__AIM__. Every line in the listing is to be echoed verbatim.

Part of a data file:

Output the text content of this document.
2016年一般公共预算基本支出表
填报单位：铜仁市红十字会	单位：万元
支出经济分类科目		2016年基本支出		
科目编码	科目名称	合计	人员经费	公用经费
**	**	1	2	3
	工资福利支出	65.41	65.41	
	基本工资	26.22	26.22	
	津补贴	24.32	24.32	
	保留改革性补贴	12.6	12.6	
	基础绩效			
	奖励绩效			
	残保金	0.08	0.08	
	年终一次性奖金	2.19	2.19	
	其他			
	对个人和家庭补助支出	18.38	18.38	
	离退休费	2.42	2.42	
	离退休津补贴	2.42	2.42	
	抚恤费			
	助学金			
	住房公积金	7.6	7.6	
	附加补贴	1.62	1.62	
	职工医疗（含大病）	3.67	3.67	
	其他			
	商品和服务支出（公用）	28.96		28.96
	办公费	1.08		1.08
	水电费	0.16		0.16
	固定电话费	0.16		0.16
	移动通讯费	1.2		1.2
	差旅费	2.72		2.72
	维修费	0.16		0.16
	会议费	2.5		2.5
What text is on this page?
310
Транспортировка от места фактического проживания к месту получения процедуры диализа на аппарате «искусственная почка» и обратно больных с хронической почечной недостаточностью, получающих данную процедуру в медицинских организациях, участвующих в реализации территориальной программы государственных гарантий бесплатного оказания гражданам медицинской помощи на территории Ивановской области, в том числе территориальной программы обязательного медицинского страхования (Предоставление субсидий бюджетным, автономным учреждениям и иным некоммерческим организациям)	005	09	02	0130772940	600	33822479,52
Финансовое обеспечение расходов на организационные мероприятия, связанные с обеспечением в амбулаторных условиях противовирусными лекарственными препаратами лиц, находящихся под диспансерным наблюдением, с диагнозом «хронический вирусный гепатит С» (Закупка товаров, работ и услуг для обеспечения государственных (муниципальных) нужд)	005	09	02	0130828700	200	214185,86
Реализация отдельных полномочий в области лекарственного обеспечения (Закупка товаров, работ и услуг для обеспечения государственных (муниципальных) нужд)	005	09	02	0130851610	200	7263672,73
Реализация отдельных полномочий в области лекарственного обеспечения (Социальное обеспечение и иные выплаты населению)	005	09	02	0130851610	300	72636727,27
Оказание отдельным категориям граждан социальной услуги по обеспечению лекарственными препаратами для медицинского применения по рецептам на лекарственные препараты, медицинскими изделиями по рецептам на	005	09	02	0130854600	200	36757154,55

__RESPONSE__.
Output the text content of this document.
2016年一般公共预算基本支出表
填报单位：铜仁市红十字会	单位：万元
支出经济分类科目		2016年基本支出		
科目编码	科目名称	合计	人员经费	公用经费
**	**	1	2	3
	工资福利支出	65.41	65.41	
	基本工资	26.22	26.22	
	津补贴	24.32	24.32	
	保留改革性补贴	12.6	12.6	
	基础绩效			
	奖励绩效			
	残保金	0.08	0.08	
	年终一次性奖金	2.19	2.19	
	其他			
	对个人和家庭补助支出	18.38	18.38	
	离退休费	2.42	2.42	
	离退休津补贴	2.42	2.42	
	抚恤费			
	助学金			
	住房公积金	7.6	7.6	
	附加补贴	1.62	1.62	
	职工医疗（含大病）	3.67	3.67	
	其他			
	商品和服务支出（公用）	28.96		28.96
	办公费	1.08		1.08
	水电费	0.16		0.16
	固定电话费	0.16		0.16
	移动通讯费	1.2		1.2
	差旅费	2.72		2.72
	维修费	0.16		0.16
	会议费	2.5		2.5
What text is on this page?
310
Транспортировка от места фактического проживания к месту получения процедуры диализа на аппарате «искусственная почка» и обратно больных с хронической почечной недостаточностью, получающих данную процедуру в медицинских организациях, участвующих в реализации территориальной программы государственных гарантий бесплатного оказания гражданам медицинской помощи на территории Ивановской области, в том числе территориальной программы обязательного медицинского страхования (Предоставление субсидий бюджетным, автономным учреждениям и иным некоммерческим организациям)	005	09	02	0130772940	600	33822479,52
Финансовое обеспечение расходов на организационные мероприятия, связанные с обеспечением в амбулаторных условиях противовирусными лекарственными препаратами лиц, находящихся под диспансерным наблюдением, с диагнозом «хронический вирусный гепатит С» (Закупка товаров, работ и услуг для обеспечения государственных (муниципальных) нужд)	005	09	02	0130828700	200	214185,86
Реализация отдельных полномочий в области лекарственного обеспечения (Закупка товаров, работ и услуг для обеспечения государственных (муниципальных) нужд)	005	09	02	0130851610	200	7263672,73
Реализация отдельных полномочий в области лекарственного обеспечения (Социальное обеспечение и иные выплаты населению)	005	09	02	0130851610	300	72636727,27
Оказание отдельным категориям граждан социальной услуги по обеспечению лекарственными препаратами для медицинского применения по рецептам на лекарственные препараты, медицинскими изделиями по рецептам на	005	09	02	0130854600	200	36757154,55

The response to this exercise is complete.